REQUIRED WORK:
Report how many lines hold the word "TASK"; answer with the number alone.
################
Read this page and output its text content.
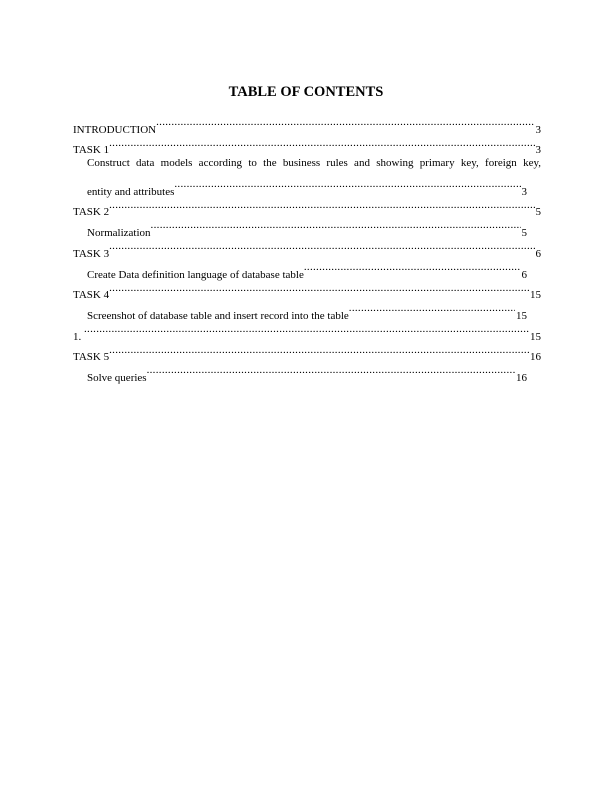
TABLE OF CONTENTS
INTRODUCTION .....	3
TASK 1 .....	3
Construct data models according to the business rules and showing primary key, foreign key,
entity and attributes .....	3
TASK 2 .....	5
Normalization .....	5
TASK 3 .....	6
Create Data definition language of database table .....	6
TASK 4 .....	15
Screenshot of database table and insert record into the table .....	15
1. .....	15
TASK 5 .....	16
Solve queries .....	16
################
WRITTEN SOLUTION:
5